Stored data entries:

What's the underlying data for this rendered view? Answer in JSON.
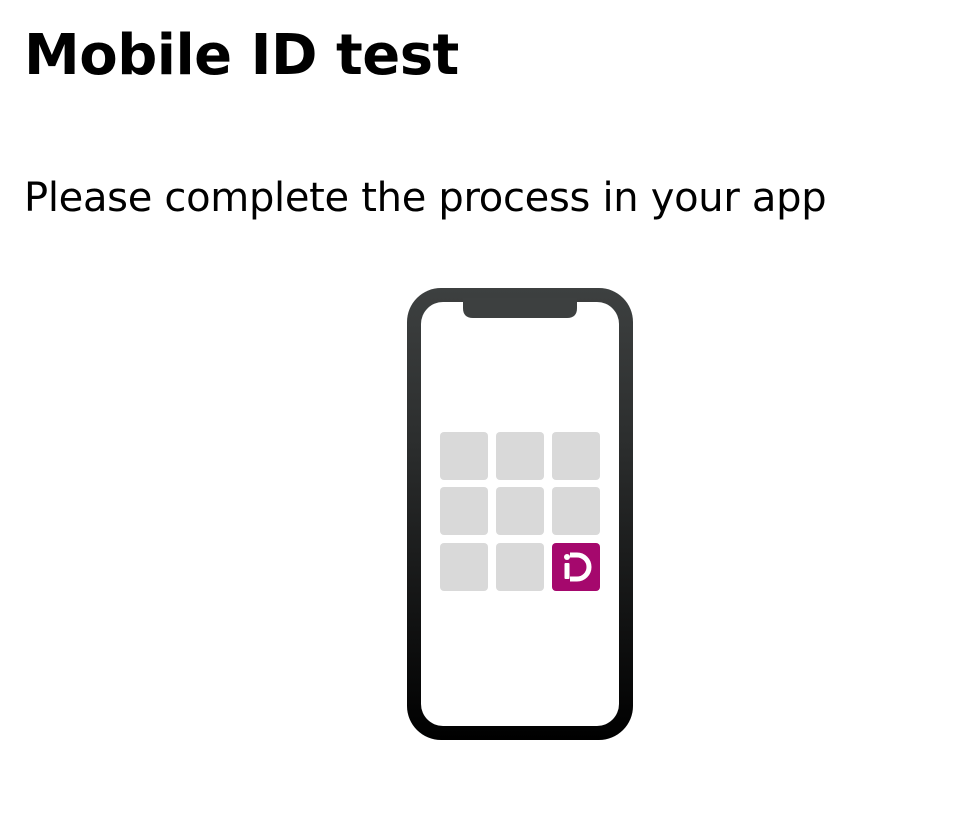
{
  "header": {
    "title": "Mobile ID test"
  },
  "main": {
    "instruction": "Please complete the process in your app"
  },
  "illustration": {
    "icon": "phone-icon",
    "app_icon": "mobile-id-app-icon",
    "app_color": "#a5086d",
    "tile_color": "#d9d9d9",
    "frame_color_top": "#3d4040",
    "frame_color_bottom": "#000000"
  }
}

TASK DESCRIPTION: Print the records word for word and exclude any picture they hold.

FINISHED EXERCISE:
What's the underlying data for this rendered view? Answer in JSON.
{
  "header": {
    "title": "Mobile ID test"
  },
  "main": {
    "instruction": "Please complete the process in your app"
  },
  "illustration": {
    "icon": "phone-icon",
    "app_icon": "mobile-id-app-icon",
    "app_color": "#a5086d",
    "tile_color": "#d9d9d9",
    "frame_color_top": "#3d4040",
    "frame_color_bottom": "#000000"
  }
}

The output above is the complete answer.